Given request:
Each line holding the word "which" counts once; give the total and nothing more.

Task inputs:
━━━━━━━━━━━━━━━━

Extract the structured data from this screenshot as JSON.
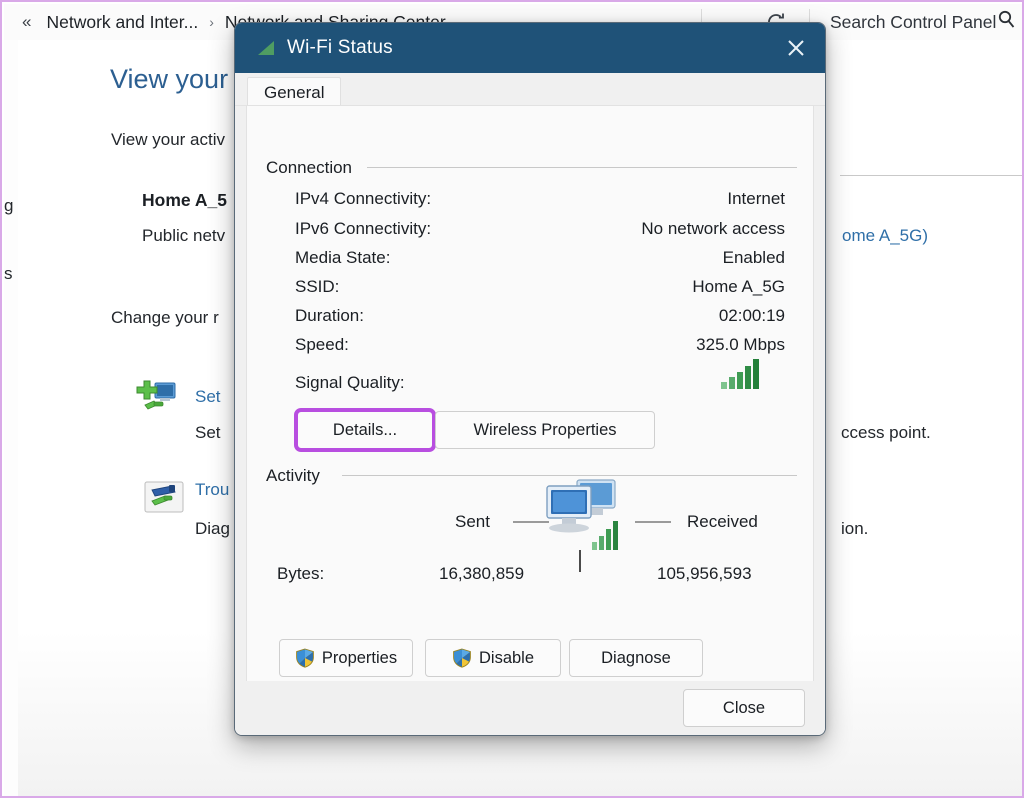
{
  "window": {
    "breadcrumb": {
      "back_glyph": "«",
      "segments": [
        "Network and Inter...",
        "Network and Sharing Center"
      ],
      "separator": "›",
      "chevron_glyph": "⌄"
    },
    "refresh_icon": "refresh-icon",
    "search": {
      "placeholder": "Search Control Panel",
      "icon": "search-icon"
    }
  },
  "content": {
    "page_title": "View your",
    "subtitle": "View your activ",
    "network_name": "Home A_5",
    "network_type": "Public netv",
    "network_link_right": "ome A_5G)",
    "change_settings_heading": "Change your r",
    "items": [
      {
        "link": "Set",
        "description": "Set",
        "description_right": "ccess point.",
        "icon": "setup-connection-icon"
      },
      {
        "link": "Trou",
        "description": "Diag",
        "description_right": "ion.",
        "icon": "troubleshoot-icon"
      }
    ],
    "fragments": [
      "g",
      "s"
    ]
  },
  "dialog": {
    "title": "Wi-Fi Status",
    "title_icon": "wifi-signal-icon",
    "close_icon": "close-icon",
    "tabs": [
      {
        "label": "General",
        "selected": true
      }
    ],
    "connection": {
      "group_label": "Connection",
      "rows": [
        {
          "key": "IPv4 Connectivity:",
          "value": "Internet"
        },
        {
          "key": "IPv6 Connectivity:",
          "value": "No network access"
        },
        {
          "key": "Media State:",
          "value": "Enabled"
        },
        {
          "key": "SSID:",
          "value": "Home A_5G"
        },
        {
          "key": "Duration:",
          "value": "02:00:19"
        },
        {
          "key": "Speed:",
          "value": "325.0 Mbps"
        }
      ],
      "signal_quality_label": "Signal Quality:",
      "signal_quality_icon": "signal-bars-icon",
      "signal_bars_filled": 5,
      "signal_bars_total": 5,
      "buttons": [
        {
          "label": "Details...",
          "focused": true
        },
        {
          "label": "Wireless Properties",
          "focused": false
        }
      ]
    },
    "activity": {
      "group_label": "Activity",
      "sent_label": "Sent",
      "received_label": "Received",
      "bytes_label": "Bytes:",
      "bytes_sent": "16,380,859",
      "bytes_received": "105,956,593",
      "center_icon": "network-computers-icon"
    },
    "action_buttons": [
      {
        "label": "Properties",
        "shield": true
      },
      {
        "label": "Disable",
        "shield": true
      },
      {
        "label": "Diagnose",
        "shield": false
      }
    ],
    "close_button_label": "Close"
  },
  "colors": {
    "titlebar": "#1f5278",
    "focus_outline": "#b84ee0",
    "link": "#2f6fa8",
    "heading": "#2c5f91",
    "signal_green": "#3f9c54",
    "screen_border": "#d9a9e8"
  }
}
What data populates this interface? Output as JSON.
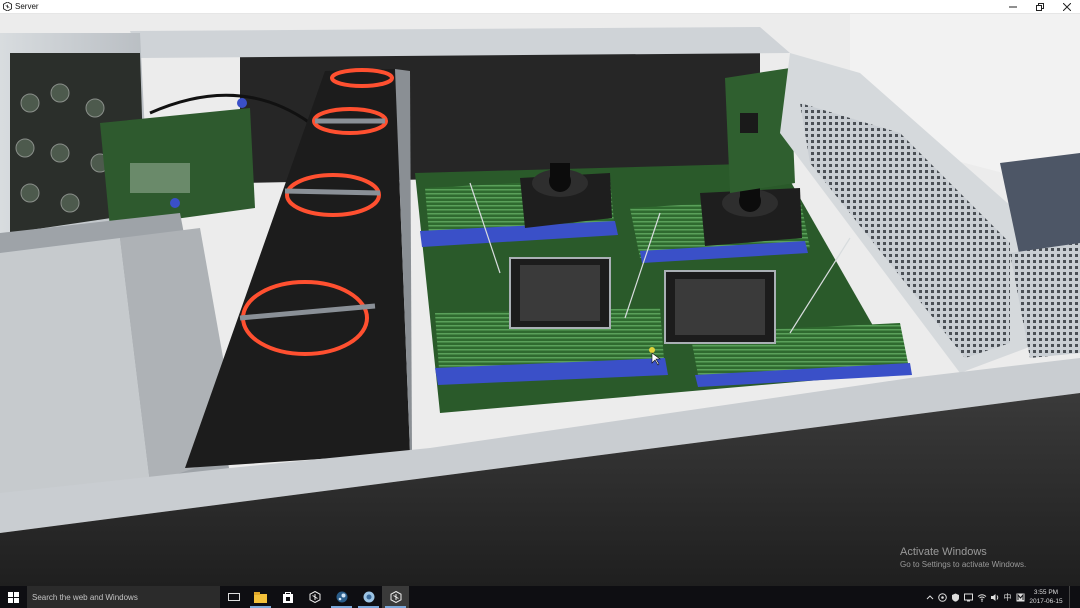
{
  "window": {
    "title": "Server"
  },
  "watermark": {
    "title": "Activate Windows",
    "subtitle": "Go to Settings to activate Windows."
  },
  "taskbar": {
    "search_placeholder": "Search the web and Windows",
    "apps": [
      "task-view",
      "file-explorer",
      "store",
      "unity",
      "steam",
      "app",
      "unity-active"
    ],
    "clock": {
      "time": "3:55 PM",
      "date": "2017-06-15"
    },
    "tray": [
      "chevron-up",
      "network-alt",
      "shield",
      "remote",
      "wifi",
      "volume",
      "ime-zh",
      "ime-mode"
    ],
    "ime_label": "中"
  },
  "colors": {
    "accent": "#3a50c8",
    "fan_ring": "#ff5030",
    "pcb": "#3c7a3c",
    "chassis": "#c8cdd2"
  }
}
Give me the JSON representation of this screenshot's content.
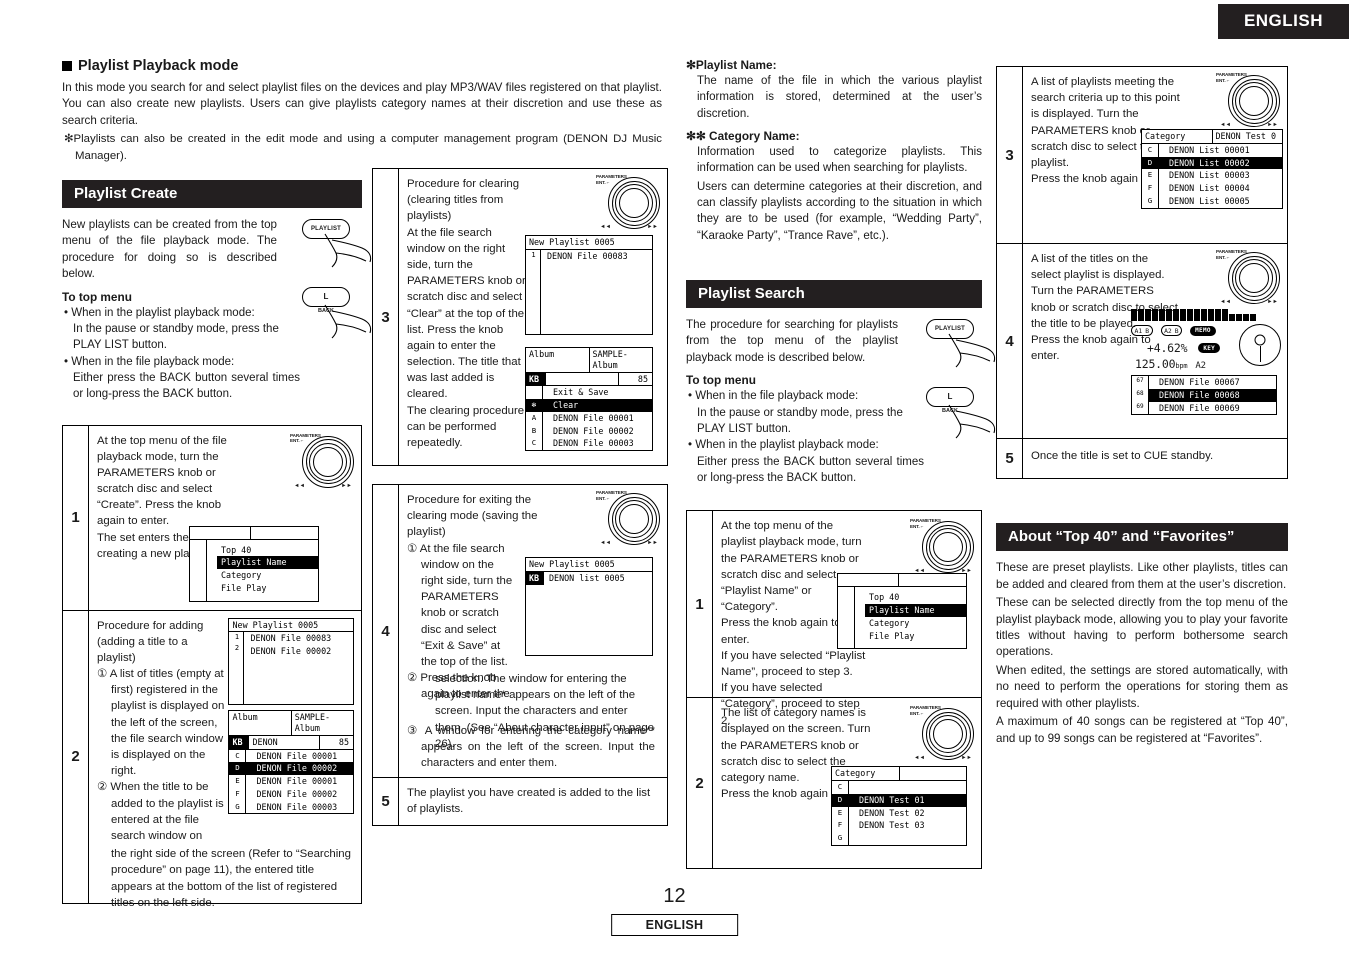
{
  "header": {
    "language_tab": "ENGLISH"
  },
  "footer": {
    "page_number": "12",
    "language": "ENGLISH"
  },
  "intro": {
    "heading": "Playlist Playback mode",
    "para1": "In this mode you search for and select playlist files on the devices and play MP3/WAV files registered on that playlist. You can also create new playlists. Users can give playlists category names at their discretion and use these as search criteria.",
    "note": "✻Playlists can also be created in the edit mode and using a computer management program (DENON DJ Music Manager)."
  },
  "playlist_create": {
    "bar_title": "Playlist Create",
    "para1": "New playlists can be created from the top menu of the file playback mode. The procedure for doing so is described below.",
    "to_top_menu": "To top menu",
    "bullet1": "• When in the playlist playback mode:",
    "bullet1_body": "In the pause or standby mode, press the PLAY LIST button.",
    "bullet2": "• When in the file playback mode:",
    "bullet2_body": "Either press the BACK button several times or long-press the BACK button.",
    "playlist_button_label": "PLAYLIST",
    "back_button_label": "L",
    "back_button_sub": "BACK",
    "steps": [
      {
        "no": "1",
        "text": "At the top menu of the file playback mode, turn the PARAMETERS knob or scratch disc and select “Create”. Press the knob again to enter.\nThe set enters the mode for creating a new playlist.",
        "lcd": {
          "type": "menu",
          "items": [
            "Top 40",
            "Playlist Name",
            "Category",
            "File Play"
          ],
          "selected": 1
        }
      },
      {
        "no": "2",
        "text_pre": "Procedure for adding (adding a title to a playlist)",
        "item1": "① A list of titles (empty at first) registered in the playlist is displayed on the left of the screen, the file search window is displayed on the right.",
        "item2": "② When the title to be added to the playlist is entered at the file search window on",
        "text_post": "the right side of the screen (Refer to “Searching procedure” on page 11), the entered title appears at the bottom of the list of registered titles on the left side.",
        "lcd_top": {
          "title": "New Playlist 0005",
          "rows": [
            {
              "num": "1",
              "value": "DENON File 00083"
            },
            {
              "num": "2",
              "value": "DENON File 00002"
            }
          ]
        },
        "lcd_bottom": {
          "hdr_left": "Album",
          "hdr_right": "SAMPLE-Album",
          "kb": "KB",
          "kb_mid": "DENON",
          "kb_num": "85",
          "rows": [
            {
              "ix": "C",
              "value": "DENON File 00001",
              "selected": false
            },
            {
              "ix": "D",
              "value": "DENON File 00002",
              "selected": true
            },
            {
              "ix": "E",
              "value": "DENON File 00001",
              "selected": false
            },
            {
              "ix": "F",
              "value": "DENON File 00002",
              "selected": false
            },
            {
              "ix": "G",
              "value": "DENON File 00003",
              "selected": false
            }
          ]
        }
      }
    ]
  },
  "clear_steps": [
    {
      "no": "3",
      "text": "Procedure for clearing (clearing titles from playlists)\nAt the file search window on the right side, turn the PARAMETERS knob or scratch disc and select “Clear” at the top of the list. Press the knob again to enter the selection. The title that was last added is cleared.\nThe clearing procedure can be performed repeatedly.",
      "lcd_top": {
        "title": "New Playlist 0005",
        "rows": [
          {
            "num": "1",
            "value": "DENON File 00083"
          }
        ]
      },
      "lcd_bottom": {
        "hdr_left": "Album",
        "hdr_right": "SAMPLE-Album",
        "kb": "KB",
        "kb_mid": "",
        "kb_num": "85",
        "first_plain": "Exit & Save",
        "rows": [
          {
            "ix": "✻",
            "value": "Clear",
            "selected": true,
            "ix_inv": true
          },
          {
            "ix": "A",
            "value": "DENON File 00001",
            "selected": false
          },
          {
            "ix": "B",
            "value": "DENON File 00002",
            "selected": false
          },
          {
            "ix": "C",
            "value": "DENON File 00003",
            "selected": false
          }
        ]
      }
    },
    {
      "no": "4",
      "text_pre": "Procedure for exiting the clearing mode (saving the playlist)",
      "item1": "① At the file search window on the right side, turn the PARAMETERS knob or scratch disc and select “Exit & Save” at the top of the list.",
      "item2": "② Press the knob again to enter the",
      "text_mid": "selection. The window for entering the playlist name* appears on the left of the screen. Input the characters and enter them. (See “About character input” on page 26).",
      "item3": "③ A window for entering the category name** appears on the left of the screen. Input the characters and enter them.",
      "lcd": {
        "title": "New Playlist 0005",
        "kb": "KB",
        "kb_value": "DENON list 0005"
      }
    },
    {
      "no": "5",
      "text": "The playlist you have created is added to the list of playlists."
    }
  ],
  "definitions": {
    "playlist_name_label": "✻Playlist Name:",
    "playlist_name_body": "The name of the file in which the various playlist information is stored, determined at the user’s discretion.",
    "category_name_label": "✻✻ Category Name:",
    "category_name_body1": "Information used to categorize playlists. This information can be used when searching for playlists.",
    "category_name_body2": "Users can determine categories at their discretion, and can classify playlists according to the situation in which they are to be used (for example, “Wedding Party”, “Karaoke Party”, “Trance Rave”, etc.)."
  },
  "playlist_search": {
    "bar_title": "Playlist Search",
    "para1": "The procedure for searching for playlists from the top menu of the playlist playback mode is described below.",
    "to_top_menu": "To top menu",
    "bullet1": "• When in the file playback mode:",
    "bullet1_body": "In the pause or standby mode, press the PLAY LIST button.",
    "bullet2": "• When in the playlist playback mode:",
    "bullet2_body": "Either press the BACK button several times or long-press the BACK button.",
    "playlist_button_label": "PLAYLIST",
    "back_button_label": "L",
    "back_button_sub": "BACK",
    "steps": [
      {
        "no": "1",
        "text": "At the top menu of the playlist playback mode, turn the PARAMETERS knob or scratch disc and select “Playlist Name” or “Category”.\nPress the knob again to enter.\nIf you have selected “Playlist Name”, proceed to step 3.\nIf you have selected “Category”, proceed to step 2.",
        "lcd": {
          "type": "menu",
          "items": [
            "Top 40",
            "Playlist Name",
            "Category",
            "File Play"
          ],
          "selected": 1
        }
      },
      {
        "no": "2",
        "text": "The list of category names is displayed on the screen. Turn the PARAMETERS knob or scratch disc to select the category name.\nPress the knob again to enter.",
        "lcd": {
          "hdr_left": "Category",
          "hdr_right": "",
          "rows": [
            {
              "ix": "C",
              "value": "",
              "selected": false
            },
            {
              "ix": "D",
              "value": "DENON Test 01",
              "selected": true
            },
            {
              "ix": "E",
              "value": "DENON Test 02",
              "selected": false
            },
            {
              "ix": "F",
              "value": "DENON Test 03",
              "selected": false
            },
            {
              "ix": "G",
              "value": "",
              "selected": false
            }
          ]
        }
      },
      {
        "no": "3",
        "text": "A list of playlists meeting the search criteria up to this point is displayed. Turn the PARAMETERS knob or scratch disc to select the playlist.\nPress the knob again to enter.",
        "lcd": {
          "hdr_left": "Category",
          "hdr_right": "DENON Test 0",
          "rows": [
            {
              "ix": "C",
              "value": "DENON List 00001",
              "selected": false
            },
            {
              "ix": "D",
              "value": "DENON List 00002",
              "selected": true
            },
            {
              "ix": "E",
              "value": "DENON List 00003",
              "selected": false
            },
            {
              "ix": "F",
              "value": "DENON List 00004",
              "selected": false
            },
            {
              "ix": "G",
              "value": "DENON List 00005",
              "selected": false
            }
          ]
        }
      },
      {
        "no": "4",
        "text": "A list of the titles on the select playlist is displayed. Turn the PARAMETERS knob or scratch disc to select the title to be played.\nPress the knob again to enter.",
        "player": {
          "cue_a1": "A1",
          "cue_a1b": "B",
          "cue_a2": "A2",
          "cue_a2b": "B",
          "memo_badge": "MEMO",
          "key_badge": "KEY",
          "pitch": "+4.62%",
          "bpm": "125.00",
          "bpm_unit": "bpm",
          "key": "A2",
          "rows": [
            {
              "ix": "67",
              "value": "DENON File 00067",
              "selected": false
            },
            {
              "ix": "68",
              "value": "DENON File 00068",
              "selected": true
            },
            {
              "ix": "69",
              "value": "DENON File 00069",
              "selected": false
            }
          ]
        }
      },
      {
        "no": "5",
        "text": "Once the title is set to CUE standby."
      }
    ]
  },
  "about_top40": {
    "bar_title": "About “Top 40” and “Favorites”",
    "p1": "These are preset playlists. Like other playlists, titles can be added and cleared from them at the user’s discretion.",
    "p2": "These can be selected directly from the top menu of the playlist playback mode, allowing you to play your favorite titles without having to perform bothersome search operations.",
    "p3": "When edited, the settings are stored automatically, with no need to perform the operations for storing them as required with other playlists.",
    "p4": "A maximum of 40 songs can be registered at “Top 40”, and up to 99 songs can be registered at “Favorites”."
  },
  "knob": {
    "label_line1": "PARAMETERS",
    "label_line2": "ENT. ⌐",
    "prev": "◄◄",
    "next": "►►"
  }
}
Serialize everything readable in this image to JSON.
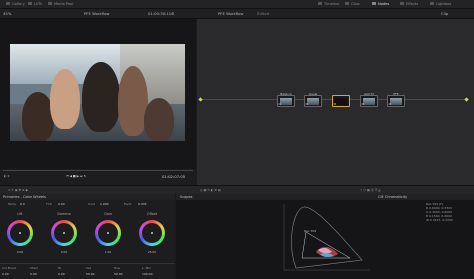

━━━━━━━━━━━━━━━━

Answer in full:
2